* Extracted entries *

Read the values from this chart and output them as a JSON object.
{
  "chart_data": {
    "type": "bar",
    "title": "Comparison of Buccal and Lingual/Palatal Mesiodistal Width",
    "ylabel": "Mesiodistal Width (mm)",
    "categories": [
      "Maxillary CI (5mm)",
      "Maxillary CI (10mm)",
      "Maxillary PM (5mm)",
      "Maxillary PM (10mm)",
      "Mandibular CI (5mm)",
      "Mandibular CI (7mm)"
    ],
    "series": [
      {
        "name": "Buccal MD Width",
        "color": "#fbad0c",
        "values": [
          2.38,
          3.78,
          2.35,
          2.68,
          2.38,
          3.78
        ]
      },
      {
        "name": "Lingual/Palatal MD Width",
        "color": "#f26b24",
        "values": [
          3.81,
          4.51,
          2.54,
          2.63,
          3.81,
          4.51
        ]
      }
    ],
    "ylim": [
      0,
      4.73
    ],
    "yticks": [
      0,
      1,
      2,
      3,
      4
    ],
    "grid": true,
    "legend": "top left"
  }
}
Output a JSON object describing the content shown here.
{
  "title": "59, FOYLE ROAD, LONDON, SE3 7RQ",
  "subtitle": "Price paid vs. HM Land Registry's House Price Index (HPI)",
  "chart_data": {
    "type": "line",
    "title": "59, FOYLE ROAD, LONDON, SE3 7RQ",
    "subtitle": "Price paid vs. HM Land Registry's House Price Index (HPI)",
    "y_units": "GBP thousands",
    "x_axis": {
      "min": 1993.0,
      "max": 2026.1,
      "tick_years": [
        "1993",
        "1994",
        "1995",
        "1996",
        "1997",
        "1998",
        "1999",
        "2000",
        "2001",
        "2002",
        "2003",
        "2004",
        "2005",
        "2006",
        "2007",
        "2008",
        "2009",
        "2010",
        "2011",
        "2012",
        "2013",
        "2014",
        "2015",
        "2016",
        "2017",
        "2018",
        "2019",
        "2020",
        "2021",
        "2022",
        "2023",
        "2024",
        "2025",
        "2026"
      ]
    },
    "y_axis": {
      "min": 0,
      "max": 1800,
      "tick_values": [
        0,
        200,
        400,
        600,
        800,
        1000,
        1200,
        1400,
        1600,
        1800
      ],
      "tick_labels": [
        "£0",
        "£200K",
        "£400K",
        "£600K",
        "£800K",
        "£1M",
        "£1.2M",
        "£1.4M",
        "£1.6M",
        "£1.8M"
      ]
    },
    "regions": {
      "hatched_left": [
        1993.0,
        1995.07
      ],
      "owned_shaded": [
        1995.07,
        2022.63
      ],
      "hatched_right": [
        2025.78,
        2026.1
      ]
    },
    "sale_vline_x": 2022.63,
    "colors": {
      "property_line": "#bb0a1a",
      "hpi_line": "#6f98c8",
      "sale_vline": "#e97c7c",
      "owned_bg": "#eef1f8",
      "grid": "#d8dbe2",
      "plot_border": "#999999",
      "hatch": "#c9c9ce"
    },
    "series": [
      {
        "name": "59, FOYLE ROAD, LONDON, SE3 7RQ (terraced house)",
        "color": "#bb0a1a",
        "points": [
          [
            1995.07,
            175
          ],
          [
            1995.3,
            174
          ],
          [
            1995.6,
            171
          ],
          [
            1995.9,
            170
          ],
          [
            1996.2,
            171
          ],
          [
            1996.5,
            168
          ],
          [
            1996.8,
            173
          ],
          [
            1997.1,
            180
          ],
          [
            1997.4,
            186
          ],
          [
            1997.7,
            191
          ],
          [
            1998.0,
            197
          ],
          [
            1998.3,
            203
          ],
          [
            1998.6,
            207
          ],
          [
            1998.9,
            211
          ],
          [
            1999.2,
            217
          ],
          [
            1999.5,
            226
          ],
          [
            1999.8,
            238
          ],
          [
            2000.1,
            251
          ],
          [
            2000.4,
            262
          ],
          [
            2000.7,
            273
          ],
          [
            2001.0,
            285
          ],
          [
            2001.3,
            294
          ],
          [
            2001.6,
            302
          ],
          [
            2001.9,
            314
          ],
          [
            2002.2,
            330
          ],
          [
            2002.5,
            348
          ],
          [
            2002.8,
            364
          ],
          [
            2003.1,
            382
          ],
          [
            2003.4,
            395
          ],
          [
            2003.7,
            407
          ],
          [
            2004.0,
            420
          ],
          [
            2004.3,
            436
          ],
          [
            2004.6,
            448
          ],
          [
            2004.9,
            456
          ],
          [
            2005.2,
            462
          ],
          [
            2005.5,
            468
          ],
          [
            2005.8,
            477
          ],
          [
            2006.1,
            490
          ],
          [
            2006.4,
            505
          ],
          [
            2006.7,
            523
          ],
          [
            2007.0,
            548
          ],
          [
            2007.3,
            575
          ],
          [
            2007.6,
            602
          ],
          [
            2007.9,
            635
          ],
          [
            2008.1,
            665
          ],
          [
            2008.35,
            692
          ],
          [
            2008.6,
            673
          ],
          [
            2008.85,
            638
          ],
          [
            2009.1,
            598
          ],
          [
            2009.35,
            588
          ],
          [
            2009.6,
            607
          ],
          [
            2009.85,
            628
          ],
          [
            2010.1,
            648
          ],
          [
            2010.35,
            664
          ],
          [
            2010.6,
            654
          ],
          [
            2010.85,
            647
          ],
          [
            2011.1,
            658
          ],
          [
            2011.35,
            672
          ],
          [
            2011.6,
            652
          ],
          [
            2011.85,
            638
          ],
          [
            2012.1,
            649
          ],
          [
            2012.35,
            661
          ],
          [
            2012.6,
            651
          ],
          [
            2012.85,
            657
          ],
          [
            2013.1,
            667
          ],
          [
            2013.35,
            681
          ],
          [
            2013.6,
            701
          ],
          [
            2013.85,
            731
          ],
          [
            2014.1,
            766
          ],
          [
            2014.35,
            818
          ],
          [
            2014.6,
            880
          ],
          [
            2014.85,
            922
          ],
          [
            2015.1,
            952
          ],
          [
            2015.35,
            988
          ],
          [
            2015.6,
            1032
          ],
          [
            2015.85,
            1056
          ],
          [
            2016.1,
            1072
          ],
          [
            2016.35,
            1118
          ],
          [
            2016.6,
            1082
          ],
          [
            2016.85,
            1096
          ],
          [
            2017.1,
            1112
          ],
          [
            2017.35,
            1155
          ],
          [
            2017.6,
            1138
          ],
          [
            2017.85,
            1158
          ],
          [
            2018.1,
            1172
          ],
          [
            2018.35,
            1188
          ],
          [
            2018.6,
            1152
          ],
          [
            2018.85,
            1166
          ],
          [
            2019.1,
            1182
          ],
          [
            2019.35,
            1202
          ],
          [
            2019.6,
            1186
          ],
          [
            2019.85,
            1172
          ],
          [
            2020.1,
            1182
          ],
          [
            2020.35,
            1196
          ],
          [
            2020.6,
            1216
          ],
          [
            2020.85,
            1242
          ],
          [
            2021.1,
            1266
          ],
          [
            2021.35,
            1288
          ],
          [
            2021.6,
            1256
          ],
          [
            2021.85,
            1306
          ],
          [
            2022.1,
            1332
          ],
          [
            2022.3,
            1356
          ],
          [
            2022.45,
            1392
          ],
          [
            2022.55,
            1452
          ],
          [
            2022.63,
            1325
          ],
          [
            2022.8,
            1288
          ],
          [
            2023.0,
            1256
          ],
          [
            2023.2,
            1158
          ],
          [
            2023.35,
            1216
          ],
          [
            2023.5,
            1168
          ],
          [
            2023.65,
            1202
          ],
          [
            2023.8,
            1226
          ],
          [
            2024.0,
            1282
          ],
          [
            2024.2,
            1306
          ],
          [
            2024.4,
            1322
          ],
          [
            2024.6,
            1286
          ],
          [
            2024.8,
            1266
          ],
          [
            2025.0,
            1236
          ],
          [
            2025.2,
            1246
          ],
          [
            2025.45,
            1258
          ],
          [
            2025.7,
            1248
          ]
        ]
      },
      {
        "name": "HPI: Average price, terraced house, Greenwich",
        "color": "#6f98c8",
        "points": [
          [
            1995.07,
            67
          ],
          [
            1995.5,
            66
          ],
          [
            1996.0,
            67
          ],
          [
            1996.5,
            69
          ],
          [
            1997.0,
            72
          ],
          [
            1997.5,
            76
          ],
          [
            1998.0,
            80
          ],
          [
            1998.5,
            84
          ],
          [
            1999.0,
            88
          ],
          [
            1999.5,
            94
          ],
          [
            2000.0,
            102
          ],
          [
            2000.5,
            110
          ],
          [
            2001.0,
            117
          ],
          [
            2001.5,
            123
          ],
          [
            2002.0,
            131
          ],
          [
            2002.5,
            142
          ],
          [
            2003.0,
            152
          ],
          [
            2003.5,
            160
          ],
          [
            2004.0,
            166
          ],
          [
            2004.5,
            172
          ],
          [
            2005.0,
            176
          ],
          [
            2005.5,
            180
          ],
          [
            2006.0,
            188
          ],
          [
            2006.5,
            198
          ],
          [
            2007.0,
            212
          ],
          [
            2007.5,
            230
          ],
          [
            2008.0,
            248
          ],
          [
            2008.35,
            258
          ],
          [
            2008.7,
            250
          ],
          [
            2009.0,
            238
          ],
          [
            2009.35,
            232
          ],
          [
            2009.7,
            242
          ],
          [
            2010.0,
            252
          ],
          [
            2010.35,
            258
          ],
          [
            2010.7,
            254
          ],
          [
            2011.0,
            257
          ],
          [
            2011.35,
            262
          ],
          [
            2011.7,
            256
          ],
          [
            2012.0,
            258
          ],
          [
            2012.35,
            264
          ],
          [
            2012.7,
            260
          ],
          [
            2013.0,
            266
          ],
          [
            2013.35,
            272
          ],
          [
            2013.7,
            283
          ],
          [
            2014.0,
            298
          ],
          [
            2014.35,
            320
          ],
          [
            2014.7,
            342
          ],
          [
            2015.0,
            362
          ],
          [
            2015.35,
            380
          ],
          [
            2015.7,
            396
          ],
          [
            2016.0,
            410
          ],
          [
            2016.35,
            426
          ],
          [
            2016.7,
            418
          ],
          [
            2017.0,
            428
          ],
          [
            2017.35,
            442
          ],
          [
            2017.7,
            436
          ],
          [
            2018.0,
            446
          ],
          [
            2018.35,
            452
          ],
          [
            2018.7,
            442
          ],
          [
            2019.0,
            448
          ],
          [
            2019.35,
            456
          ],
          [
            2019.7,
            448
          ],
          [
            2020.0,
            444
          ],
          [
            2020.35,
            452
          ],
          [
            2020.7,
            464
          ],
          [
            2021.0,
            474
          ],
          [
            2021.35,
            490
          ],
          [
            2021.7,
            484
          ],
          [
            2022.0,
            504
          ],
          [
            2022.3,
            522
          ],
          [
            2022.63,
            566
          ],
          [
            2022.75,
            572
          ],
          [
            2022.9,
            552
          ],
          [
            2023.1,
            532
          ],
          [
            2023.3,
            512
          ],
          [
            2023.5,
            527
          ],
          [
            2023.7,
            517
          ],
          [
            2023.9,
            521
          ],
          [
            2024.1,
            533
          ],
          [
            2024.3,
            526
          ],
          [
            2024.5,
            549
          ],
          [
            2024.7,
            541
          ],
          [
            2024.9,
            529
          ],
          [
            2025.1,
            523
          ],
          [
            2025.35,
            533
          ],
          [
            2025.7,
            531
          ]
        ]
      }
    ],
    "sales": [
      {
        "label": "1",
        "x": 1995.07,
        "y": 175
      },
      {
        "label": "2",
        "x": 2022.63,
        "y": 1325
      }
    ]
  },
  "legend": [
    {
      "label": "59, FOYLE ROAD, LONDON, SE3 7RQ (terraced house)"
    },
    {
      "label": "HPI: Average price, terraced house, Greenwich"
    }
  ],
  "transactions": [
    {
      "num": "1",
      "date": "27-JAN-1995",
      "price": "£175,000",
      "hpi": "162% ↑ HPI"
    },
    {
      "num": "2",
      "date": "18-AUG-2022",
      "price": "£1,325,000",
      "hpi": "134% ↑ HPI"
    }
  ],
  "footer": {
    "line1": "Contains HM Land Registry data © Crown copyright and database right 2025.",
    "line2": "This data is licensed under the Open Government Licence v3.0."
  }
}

* Short exercise *
Search the data above for the string "object" and copy each line that has it.

* Response to this exercise *
Read the values from this chart and output them as a JSON object.
Output a JSON object describing the content shown here.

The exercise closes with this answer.